→ **Supplied entries**:

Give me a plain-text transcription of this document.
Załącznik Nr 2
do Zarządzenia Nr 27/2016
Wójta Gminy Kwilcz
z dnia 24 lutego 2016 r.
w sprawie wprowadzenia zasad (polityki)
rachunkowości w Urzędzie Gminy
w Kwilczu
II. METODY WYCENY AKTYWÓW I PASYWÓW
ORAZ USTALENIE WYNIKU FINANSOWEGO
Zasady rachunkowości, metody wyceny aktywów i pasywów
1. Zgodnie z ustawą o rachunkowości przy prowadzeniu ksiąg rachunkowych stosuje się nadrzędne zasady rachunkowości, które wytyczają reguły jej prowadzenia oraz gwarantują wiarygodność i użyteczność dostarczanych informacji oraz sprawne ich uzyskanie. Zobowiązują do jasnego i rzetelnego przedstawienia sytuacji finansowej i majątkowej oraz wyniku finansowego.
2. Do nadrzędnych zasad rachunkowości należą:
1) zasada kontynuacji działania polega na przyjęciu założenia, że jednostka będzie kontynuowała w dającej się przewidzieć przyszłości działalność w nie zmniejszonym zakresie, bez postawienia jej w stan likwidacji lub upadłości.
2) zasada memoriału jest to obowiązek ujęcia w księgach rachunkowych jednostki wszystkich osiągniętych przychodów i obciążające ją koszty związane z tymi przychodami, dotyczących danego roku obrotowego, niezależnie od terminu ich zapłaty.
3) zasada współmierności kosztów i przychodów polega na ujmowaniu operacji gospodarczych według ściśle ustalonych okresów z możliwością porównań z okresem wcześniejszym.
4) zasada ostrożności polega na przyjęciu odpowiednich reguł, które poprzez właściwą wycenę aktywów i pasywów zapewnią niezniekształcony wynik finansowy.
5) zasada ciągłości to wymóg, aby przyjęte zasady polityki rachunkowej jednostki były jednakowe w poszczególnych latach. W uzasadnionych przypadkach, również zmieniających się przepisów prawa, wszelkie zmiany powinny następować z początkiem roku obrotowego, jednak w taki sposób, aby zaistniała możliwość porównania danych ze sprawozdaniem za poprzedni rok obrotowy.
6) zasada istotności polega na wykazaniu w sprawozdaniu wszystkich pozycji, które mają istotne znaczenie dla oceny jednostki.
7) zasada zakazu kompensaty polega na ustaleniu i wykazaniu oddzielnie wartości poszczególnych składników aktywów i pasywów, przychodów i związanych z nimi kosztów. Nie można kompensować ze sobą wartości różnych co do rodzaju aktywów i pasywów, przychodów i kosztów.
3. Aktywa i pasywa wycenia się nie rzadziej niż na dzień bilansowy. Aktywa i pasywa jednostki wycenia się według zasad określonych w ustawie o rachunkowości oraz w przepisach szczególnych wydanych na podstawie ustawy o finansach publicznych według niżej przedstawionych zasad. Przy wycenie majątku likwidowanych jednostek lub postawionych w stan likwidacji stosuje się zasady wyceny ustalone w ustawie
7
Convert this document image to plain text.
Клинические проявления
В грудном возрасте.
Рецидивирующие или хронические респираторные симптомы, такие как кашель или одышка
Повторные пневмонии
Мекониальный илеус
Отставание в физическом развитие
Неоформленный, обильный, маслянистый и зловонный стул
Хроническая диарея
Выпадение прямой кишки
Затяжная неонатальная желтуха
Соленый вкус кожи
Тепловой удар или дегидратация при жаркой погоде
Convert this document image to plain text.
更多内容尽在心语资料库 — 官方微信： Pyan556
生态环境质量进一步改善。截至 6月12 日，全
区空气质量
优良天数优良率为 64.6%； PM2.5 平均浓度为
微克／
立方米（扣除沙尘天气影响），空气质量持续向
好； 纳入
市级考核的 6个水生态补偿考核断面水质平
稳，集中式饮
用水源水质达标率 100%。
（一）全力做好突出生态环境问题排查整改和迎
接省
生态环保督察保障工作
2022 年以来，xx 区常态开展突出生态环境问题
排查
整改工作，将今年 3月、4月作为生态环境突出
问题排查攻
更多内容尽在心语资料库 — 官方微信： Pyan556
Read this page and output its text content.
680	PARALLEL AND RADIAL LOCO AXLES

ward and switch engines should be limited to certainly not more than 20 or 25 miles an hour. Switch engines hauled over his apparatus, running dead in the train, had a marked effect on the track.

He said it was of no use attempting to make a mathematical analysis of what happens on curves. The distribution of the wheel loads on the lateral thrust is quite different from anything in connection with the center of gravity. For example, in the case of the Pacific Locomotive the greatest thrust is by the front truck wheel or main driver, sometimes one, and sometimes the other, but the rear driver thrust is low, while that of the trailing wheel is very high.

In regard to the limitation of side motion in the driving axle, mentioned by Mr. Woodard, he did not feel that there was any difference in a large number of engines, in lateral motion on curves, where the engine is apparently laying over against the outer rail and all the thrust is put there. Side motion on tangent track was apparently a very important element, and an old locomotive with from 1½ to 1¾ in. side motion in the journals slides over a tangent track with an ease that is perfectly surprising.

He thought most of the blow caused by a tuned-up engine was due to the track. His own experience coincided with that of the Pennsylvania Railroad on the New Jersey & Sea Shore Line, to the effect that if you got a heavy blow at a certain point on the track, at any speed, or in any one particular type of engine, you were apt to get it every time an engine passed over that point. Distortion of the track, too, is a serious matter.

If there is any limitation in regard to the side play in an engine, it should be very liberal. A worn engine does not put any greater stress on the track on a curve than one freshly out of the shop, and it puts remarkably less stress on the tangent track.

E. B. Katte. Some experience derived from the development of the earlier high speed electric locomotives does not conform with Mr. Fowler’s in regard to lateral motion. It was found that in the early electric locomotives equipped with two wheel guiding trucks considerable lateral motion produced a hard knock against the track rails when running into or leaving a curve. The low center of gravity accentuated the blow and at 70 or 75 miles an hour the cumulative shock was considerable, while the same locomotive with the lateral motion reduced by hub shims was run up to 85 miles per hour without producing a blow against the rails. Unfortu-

→ **Set task**:
Restate the listing in full, word for word.

→ **Response**:
Give me a plain-text transcription of this document.
Załącznik Nr 2
do Zarządzenia Nr 27/2016
Wójta Gminy Kwilcz
z dnia 24 lutego 2016 r.
w sprawie wprowadzenia zasad (polityki)
rachunkowości w Urzędzie Gminy
w Kwilczu
II. METODY WYCENY AKTYWÓW I PASYWÓW
ORAZ USTALENIE WYNIKU FINANSOWEGO
Zasady rachunkowości, metody wyceny aktywów i pasywów
1. Zgodnie z ustawą o rachunkowości przy prowadzeniu ksiąg rachunkowych stosuje się nadrzędne zasady rachunkowości, które wytyczają reguły jej prowadzenia oraz gwarantują wiarygodność i użyteczność dostarczanych informacji oraz sprawne ich uzyskanie. Zobowiązują do jasnego i rzetelnego przedstawienia sytuacji finansowej i majątkowej oraz wyniku finansowego.
2. Do nadrzędnych zasad rachunkowości należą:
1) zasada kontynuacji działania polega na przyjęciu założenia, że jednostka będzie kontynuowała w dającej się przewidzieć przyszłości działalność w nie zmniejszonym zakresie, bez postawienia jej w stan likwidacji lub upadłości.
2) zasada memoriału jest to obowiązek ujęcia w księgach rachunkowych jednostki wszystkich osiągniętych przychodów i obciążające ją koszty związane z tymi przychodami, dotyczących danego roku obrotowego, niezależnie od terminu ich zapłaty.
3) zasada współmierności kosztów i przychodów polega na ujmowaniu operacji gospodarczych według ściśle ustalonych okresów z możliwością porównań z okresem wcześniejszym.
4) zasada ostrożności polega na przyjęciu odpowiednich reguł, które poprzez właściwą wycenę aktywów i pasywów zapewnią niezniekształcony wynik finansowy.
5) zasada ciągłości to wymóg, aby przyjęte zasady polityki rachunkowej jednostki były jednakowe w poszczególnych latach. W uzasadnionych przypadkach, również zmieniających się przepisów prawa, wszelkie zmiany powinny następować z początkiem roku obrotowego, jednak w taki sposób, aby zaistniała możliwość porównania danych ze sprawozdaniem za poprzedni rok obrotowy.
6) zasada istotności polega na wykazaniu w sprawozdaniu wszystkich pozycji, które mają istotne znaczenie dla oceny jednostki.
7) zasada zakazu kompensaty polega na ustaleniu i wykazaniu oddzielnie wartości poszczególnych składników aktywów i pasywów, przychodów i związanych z nimi kosztów. Nie można kompensować ze sobą wartości różnych co do rodzaju aktywów i pasywów, przychodów i kosztów.
3. Aktywa i pasywa wycenia się nie rzadziej niż na dzień bilansowy. Aktywa i pasywa jednostki wycenia się według zasad określonych w ustawie o rachunkowości oraz w przepisach szczególnych wydanych na podstawie ustawy o finansach publicznych według niżej przedstawionych zasad. Przy wycenie majątku likwidowanych jednostek lub postawionych w stan likwidacji stosuje się zasady wyceny ustalone w ustawie
7
Convert this document image to plain text.
Клинические проявления
В грудном возрасте.
Рецидивирующие или хронические респираторные симптомы, такие как кашель или одышка
Повторные пневмонии
Мекониальный илеус
Отставание в физическом развитие
Неоформленный, обильный, маслянистый и зловонный стул
Хроническая диарея
Выпадение прямой кишки
Затяжная неонатальная желтуха
Соленый вкус кожи
Тепловой удар или дегидратация при жаркой погоде
Convert this document image to plain text.
更多内容尽在心语资料库 — 官方微信： Pyan556
生态环境质量进一步改善。截至 6月12 日，全
区空气质量
优良天数优良率为 64.6%； PM2.5 平均浓度为
微克／
立方米（扣除沙尘天气影响），空气质量持续向
好； 纳入
市级考核的 6个水生态补偿考核断面水质平
稳，集中式饮
用水源水质达标率 100%。
（一）全力做好突出生态环境问题排查整改和迎
接省
生态环保督察保障工作
2022 年以来，xx 区常态开展突出生态环境问题
排查
整改工作，将今年 3月、4月作为生态环境突出
问题排查攻
更多内容尽在心语资料库 — 官方微信： Pyan556
Read this page and output its text content.
680	PARALLEL AND RADIAL LOCO AXLES

ward and switch engines should be limited to certainly not more than 20 or 25 miles an hour. Switch engines hauled over his apparatus, running dead in the train, had a marked effect on the track.

He said it was of no use attempting to make a mathematical analysis of what happens on curves. The distribution of the wheel loads on the lateral thrust is quite different from anything in connection with the center of gravity. For example, in the case of the Pacific Locomotive the greatest thrust is by the front truck wheel or main driver, sometimes one, and sometimes the other, but the rear driver thrust is low, while that of the trailing wheel is very high.

In regard to the limitation of side motion in the driving axle, mentioned by Mr. Woodard, he did not feel that there was any difference in a large number of engines, in lateral motion on curves, where the engine is apparently laying over against the outer rail and all the thrust is put there. Side motion on tangent track was apparently a very important element, and an old locomotive with from 1½ to 1¾ in. side motion in the journals slides over a tangent track with an ease that is perfectly surprising.

He thought most of the blow caused by a tuned-up engine was due to the track. His own experience coincided with that of the Pennsylvania Railroad on the New Jersey & Sea Shore Line, to the effect that if you got a heavy blow at a certain point on the track, at any speed, or in any one particular type of engine, you were apt to get it every time an engine passed over that point. Distortion of the track, too, is a serious matter.

If there is any limitation in regard to the side play in an engine, it should be very liberal. A worn engine does not put any greater stress on the track on a curve than one freshly out of the shop, and it puts remarkably less stress on the tangent track.

E. B. Katte. Some experience derived from the development of the earlier high speed electric locomotives does not conform with Mr. Fowler’s in regard to lateral motion. It was found that in the early electric locomotives equipped with two wheel guiding trucks considerable lateral motion produced a hard knock against the track rails when running into or leaving a curve. The low center of gravity accentuated the blow and at 70 or 75 miles an hour the cumulative shock was considerable, while the same locomotive with the lateral motion reduced by hub shims was run up to 85 miles per hour without producing a blow against the rails. Unfortu-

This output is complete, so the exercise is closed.